Short task »
Repeat every line of the data exactly, but not the pictures.

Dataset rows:
>> Begin
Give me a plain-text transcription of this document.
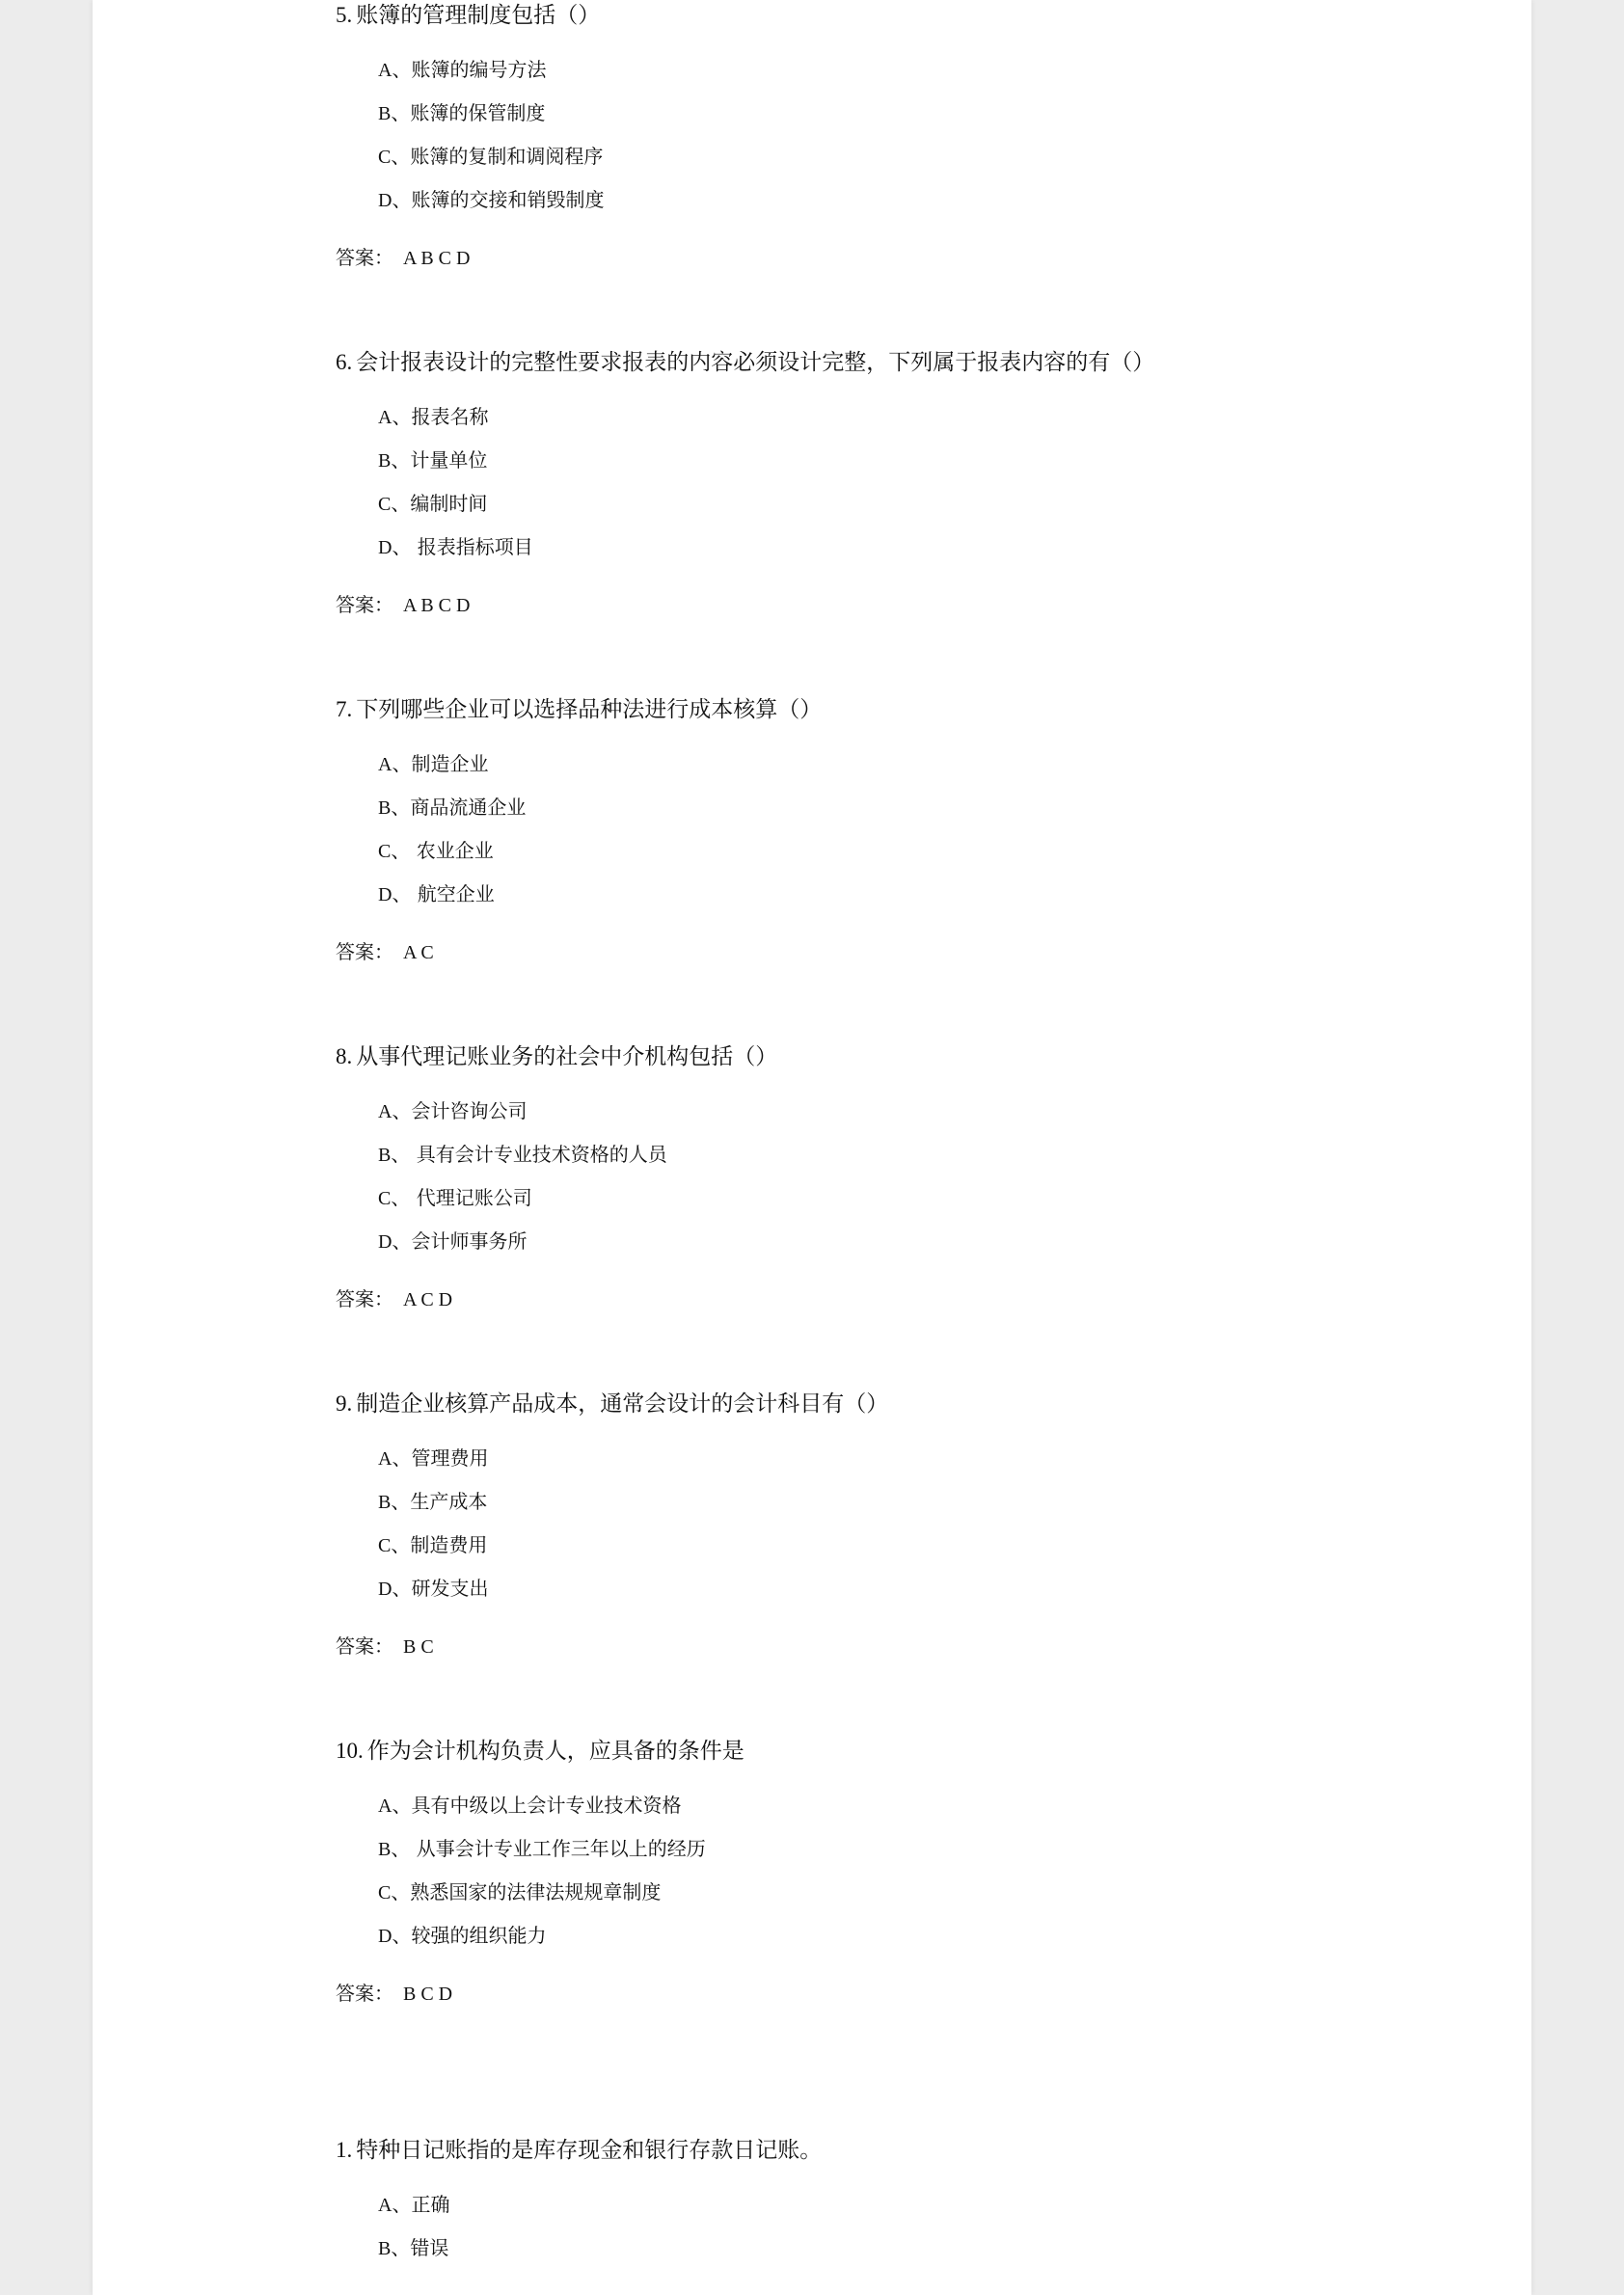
5. 账簿的管理制度包括（）
A、账簿的编号方法
B、账簿的保管制度
C、账簿的复制和调阅程序
D、账簿的交接和销毁制度
答案： A B C D
6. 会计报表设计的完整性要求报表的内容必须设计完整，下列属于报表内容的有（）
A、报表名称
B、计量单位
C、编制时间
D、 报表指标项目
答案： A B C D
7. 下列哪些企业可以选择品种法进行成本核算（）
A、制造企业
B、商品流通企业
C、 农业企业
D、 航空企业
答案： A C
8. 从事代理记账业务的社会中介机构包括（）
A、会计咨询公司
B、 具有会计专业技术资格的人员
C、 代理记账公司
D、会计师事务所
答案： A C D
9. 制造企业核算产品成本，通常会设计的会计科目有（）
A、管理费用
B、生产成本
C、制造费用
D、研发支出
答案： B C
10. 作为会计机构负责人，应具备的条件是
A、具有中级以上会计专业技术资格
B、 从事会计专业工作三年以上的经历
C、熟悉国家的法律法规规章制度
D、较强的组织能力
答案： B C D
1. 特种日记账指的是库存现金和银行存款日记账。
A、正确
B、错误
>> End
Response »
Give me a plain-text transcription of this document.
5. 账簿的管理制度包括（）
A、账簿的编号方法
B、账簿的保管制度
C、账簿的复制和调阅程序
D、账簿的交接和销毁制度
答案： A B C D
6. 会计报表设计的完整性要求报表的内容必须设计完整，下列属于报表内容的有（）
A、报表名称
B、计量单位
C、编制时间
D、 报表指标项目
答案： A B C D
7. 下列哪些企业可以选择品种法进行成本核算（）
A、制造企业
B、商品流通企业
C、 农业企业
D、 航空企业
答案： A C
8. 从事代理记账业务的社会中介机构包括（）
A、会计咨询公司
B、 具有会计专业技术资格的人员
C、 代理记账公司
D、会计师事务所
答案： A C D
9. 制造企业核算产品成本，通常会设计的会计科目有（）
A、管理费用
B、生产成本
C、制造费用
D、研发支出
答案： B C
10. 作为会计机构负责人，应具备的条件是
A、具有中级以上会计专业技术资格
B、 从事会计专业工作三年以上的经历
C、熟悉国家的法律法规规章制度
D、较强的组织能力
答案： B C D
1. 特种日记账指的是库存现金和银行存款日记账。
A、正确
B、错误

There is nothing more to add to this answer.